* [Request]
Leave out the pictures and copy every record exactly.

* [Data to use]
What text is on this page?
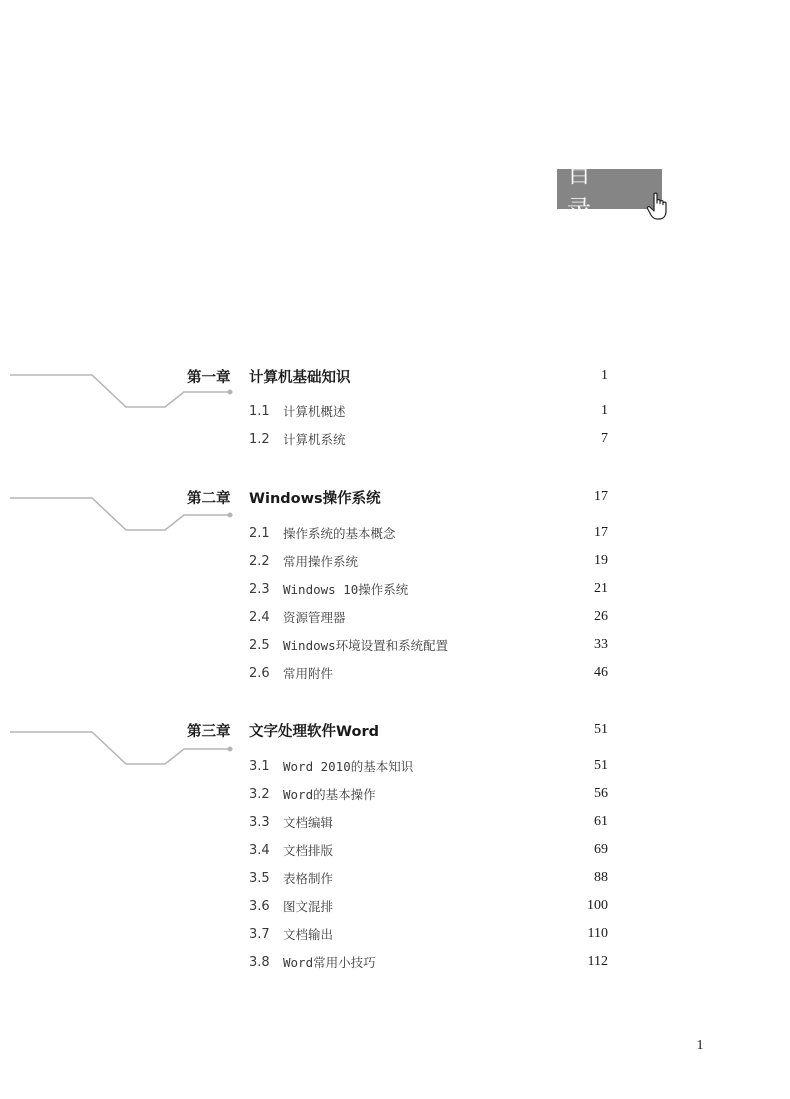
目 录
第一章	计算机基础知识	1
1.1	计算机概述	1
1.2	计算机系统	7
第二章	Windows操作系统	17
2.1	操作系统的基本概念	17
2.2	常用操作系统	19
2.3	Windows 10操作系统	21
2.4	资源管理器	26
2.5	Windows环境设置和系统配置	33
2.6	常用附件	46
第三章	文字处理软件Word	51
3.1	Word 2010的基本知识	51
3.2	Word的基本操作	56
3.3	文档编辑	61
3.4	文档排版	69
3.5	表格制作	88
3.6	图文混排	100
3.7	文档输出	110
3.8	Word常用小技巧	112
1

* [Answer to the problem]
What text is on this page?
目 录
第一章	计算机基础知识	1
1.1	计算机概述	1
1.2	计算机系统	7
第二章	Windows操作系统	17
2.1	操作系统的基本概念	17
2.2	常用操作系统	19
2.3	Windows 10操作系统	21
2.4	资源管理器	26
2.5	Windows环境设置和系统配置	33
2.6	常用附件	46
第三章	文字处理软件Word	51
3.1	Word 2010的基本知识	51
3.2	Word的基本操作	56
3.3	文档编辑	61
3.4	文档排版	69
3.5	表格制作	88
3.6	图文混排	100
3.7	文档输出	110
3.8	Word常用小技巧	112
1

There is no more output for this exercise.